[start PROVIDED MATERIAL]

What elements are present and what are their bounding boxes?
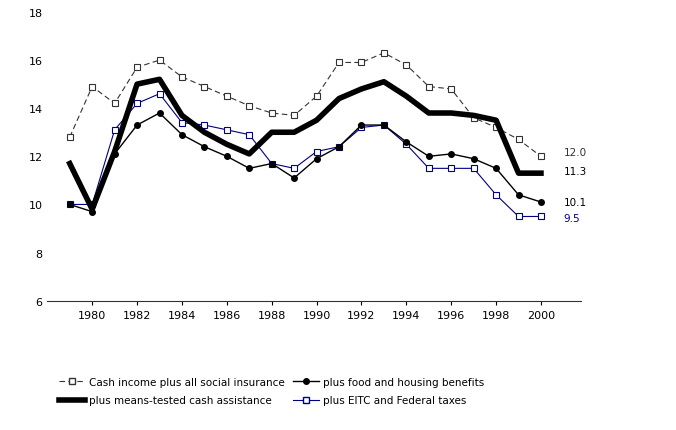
Text: 11.3: 11.3 bbox=[563, 166, 587, 176]
Text: 10.1: 10.1 bbox=[563, 197, 587, 208]
Text: 12.0: 12.0 bbox=[563, 147, 587, 157]
Text: 9.5: 9.5 bbox=[563, 213, 580, 223]
Legend: Cash income plus all social insurance, plus means-tested cash assistance, plus f: Cash income plus all social insurance, p… bbox=[59, 377, 485, 405]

[end PROVIDED MATERIAL]

● **WHAT THE TASK ASKS**
Reproduce every line of the listing above without changing a character, but leave out the picture.

● **SOLUTION**
What elements are present and what are their bounding boxes?
Text: 11.3: 11.3 bbox=[563, 166, 587, 176]
Text: 10.1: 10.1 bbox=[563, 197, 587, 208]
Text: 12.0: 12.0 bbox=[563, 147, 587, 157]
Text: 9.5: 9.5 bbox=[563, 213, 580, 223]
Legend: Cash income plus all social insurance, plus means-tested cash assistance, plus f: Cash income plus all social insurance, p… bbox=[59, 377, 485, 405]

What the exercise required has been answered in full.